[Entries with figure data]

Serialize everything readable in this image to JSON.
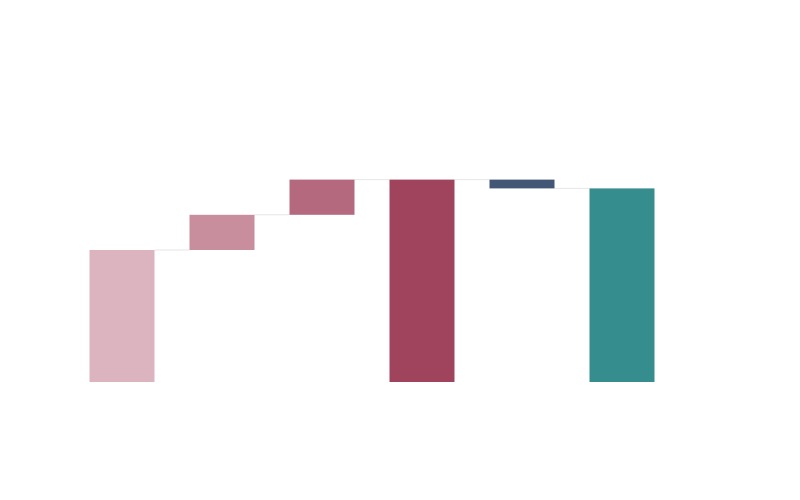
{
  "chart_data": {
    "type": "bar",
    "subtype": "waterfall",
    "categories": [
      "",
      "",
      "",
      "",
      "",
      ""
    ],
    "bars": [
      {
        "kind": "absolute",
        "start": 0,
        "end": 37.5,
        "color": "#dbb4bf"
      },
      {
        "kind": "delta",
        "start": 37.5,
        "end": 47.5,
        "color": "#c98e9e"
      },
      {
        "kind": "delta",
        "start": 47.5,
        "end": 57.5,
        "color": "#b4697e"
      },
      {
        "kind": "total",
        "start": 0,
        "end": 57.5,
        "color": "#a0435d"
      },
      {
        "kind": "delta",
        "start": 57.5,
        "end": 55,
        "color": "#445676"
      },
      {
        "kind": "total",
        "start": 0,
        "end": 55,
        "color": "#358d8d"
      }
    ],
    "ylim": [
      0,
      100
    ],
    "grid": false,
    "legend": "none",
    "connector_color": "#e6e6e6"
  }
}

▸ What is required
Make an exact copy of every entry above, minus the images.

▸ Finished exercise
Serialize everything readable in this image to JSON.
{
  "chart_data": {
    "type": "bar",
    "subtype": "waterfall",
    "categories": [
      "",
      "",
      "",
      "",
      "",
      ""
    ],
    "bars": [
      {
        "kind": "absolute",
        "start": 0,
        "end": 37.5,
        "color": "#dbb4bf"
      },
      {
        "kind": "delta",
        "start": 37.5,
        "end": 47.5,
        "color": "#c98e9e"
      },
      {
        "kind": "delta",
        "start": 47.5,
        "end": 57.5,
        "color": "#b4697e"
      },
      {
        "kind": "total",
        "start": 0,
        "end": 57.5,
        "color": "#a0435d"
      },
      {
        "kind": "delta",
        "start": 57.5,
        "end": 55,
        "color": "#445676"
      },
      {
        "kind": "total",
        "start": 0,
        "end": 55,
        "color": "#358d8d"
      }
    ],
    "ylim": [
      0,
      100
    ],
    "grid": false,
    "legend": "none",
    "connector_color": "#e6e6e6"
  }
}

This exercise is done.